> [Aim of the exercise]: Repeat, exactly and completely, the entries shown underneath.

> [Exercise materials]:
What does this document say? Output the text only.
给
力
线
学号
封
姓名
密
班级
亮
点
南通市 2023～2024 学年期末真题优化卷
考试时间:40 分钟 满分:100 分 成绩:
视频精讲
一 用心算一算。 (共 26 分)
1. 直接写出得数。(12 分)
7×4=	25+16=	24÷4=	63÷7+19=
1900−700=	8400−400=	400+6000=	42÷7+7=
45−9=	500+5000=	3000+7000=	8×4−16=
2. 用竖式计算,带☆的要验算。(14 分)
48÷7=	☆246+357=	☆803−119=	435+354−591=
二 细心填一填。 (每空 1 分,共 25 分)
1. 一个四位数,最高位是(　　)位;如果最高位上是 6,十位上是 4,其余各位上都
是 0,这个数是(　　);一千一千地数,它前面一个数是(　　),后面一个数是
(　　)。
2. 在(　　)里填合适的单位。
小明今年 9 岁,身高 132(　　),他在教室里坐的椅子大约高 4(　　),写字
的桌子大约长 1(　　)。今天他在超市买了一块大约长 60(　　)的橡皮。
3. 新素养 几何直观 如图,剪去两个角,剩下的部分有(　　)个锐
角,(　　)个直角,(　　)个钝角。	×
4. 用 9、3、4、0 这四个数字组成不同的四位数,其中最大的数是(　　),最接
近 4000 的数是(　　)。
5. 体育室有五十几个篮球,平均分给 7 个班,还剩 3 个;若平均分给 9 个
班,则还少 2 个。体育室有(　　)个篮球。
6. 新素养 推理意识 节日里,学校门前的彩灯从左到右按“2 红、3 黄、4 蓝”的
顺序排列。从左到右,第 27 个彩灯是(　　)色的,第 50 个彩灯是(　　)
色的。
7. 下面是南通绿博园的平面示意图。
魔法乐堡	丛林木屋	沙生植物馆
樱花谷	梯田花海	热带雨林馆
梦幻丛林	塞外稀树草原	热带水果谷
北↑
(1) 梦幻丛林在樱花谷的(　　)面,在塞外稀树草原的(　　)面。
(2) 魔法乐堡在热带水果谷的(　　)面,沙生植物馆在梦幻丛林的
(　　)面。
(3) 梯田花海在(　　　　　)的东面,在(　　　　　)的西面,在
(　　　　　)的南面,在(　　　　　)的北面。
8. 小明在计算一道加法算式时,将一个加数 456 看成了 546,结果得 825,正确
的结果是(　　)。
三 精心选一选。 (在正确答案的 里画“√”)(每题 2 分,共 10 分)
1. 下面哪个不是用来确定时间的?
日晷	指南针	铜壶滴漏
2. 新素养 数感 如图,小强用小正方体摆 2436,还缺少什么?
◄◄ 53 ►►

> [Solution]:
What does this document say? Output the text only.
给
力
线
学号
封
姓名
密
班级
亮
点
南通市 2023～2024 学年期末真题优化卷
考试时间:40 分钟 满分:100 分 成绩:
视频精讲
一 用心算一算。 (共 26 分)
1. 直接写出得数。(12 分)
7×4=	25+16=	24÷4=	63÷7+19=
1900−700=	8400−400=	400+6000=	42÷7+7=
45−9=	500+5000=	3000+7000=	8×4−16=
2. 用竖式计算,带☆的要验算。(14 分)
48÷7=	☆246+357=	☆803−119=	435+354−591=
二 细心填一填。 (每空 1 分,共 25 分)
1. 一个四位数,最高位是(　　)位;如果最高位上是 6,十位上是 4,其余各位上都
是 0,这个数是(　　);一千一千地数,它前面一个数是(　　),后面一个数是
(　　)。
2. 在(　　)里填合适的单位。
小明今年 9 岁,身高 132(　　),他在教室里坐的椅子大约高 4(　　),写字
的桌子大约长 1(　　)。今天他在超市买了一块大约长 60(　　)的橡皮。
3. 新素养 几何直观 如图,剪去两个角,剩下的部分有(　　)个锐
角,(　　)个直角,(　　)个钝角。	×
4. 用 9、3、4、0 这四个数字组成不同的四位数,其中最大的数是(　　),最接
近 4000 的数是(　　)。
5. 体育室有五十几个篮球,平均分给 7 个班,还剩 3 个;若平均分给 9 个
班,则还少 2 个。体育室有(　　)个篮球。
6. 新素养 推理意识 节日里,学校门前的彩灯从左到右按“2 红、3 黄、4 蓝”的
顺序排列。从左到右,第 27 个彩灯是(　　)色的,第 50 个彩灯是(　　)
色的。
7. 下面是南通绿博园的平面示意图。
魔法乐堡	丛林木屋	沙生植物馆
樱花谷	梯田花海	热带雨林馆
梦幻丛林	塞外稀树草原	热带水果谷
北↑
(1) 梦幻丛林在樱花谷的(　　)面,在塞外稀树草原的(　　)面。
(2) 魔法乐堡在热带水果谷的(　　)面,沙生植物馆在梦幻丛林的
(　　)面。
(3) 梯田花海在(　　　　　)的东面,在(　　　　　)的西面,在
(　　　　　)的南面,在(　　　　　)的北面。
8. 小明在计算一道加法算式时,将一个加数 456 看成了 546,结果得 825,正确
的结果是(　　)。
三 精心选一选。 (在正确答案的 里画“√”)(每题 2 分,共 10 分)
1. 下面哪个不是用来确定时间的?
日晷	指南针	铜壶滴漏
2. 新素养 数感 如图,小强用小正方体摆 2436,还缺少什么?
◄◄ 53 ►►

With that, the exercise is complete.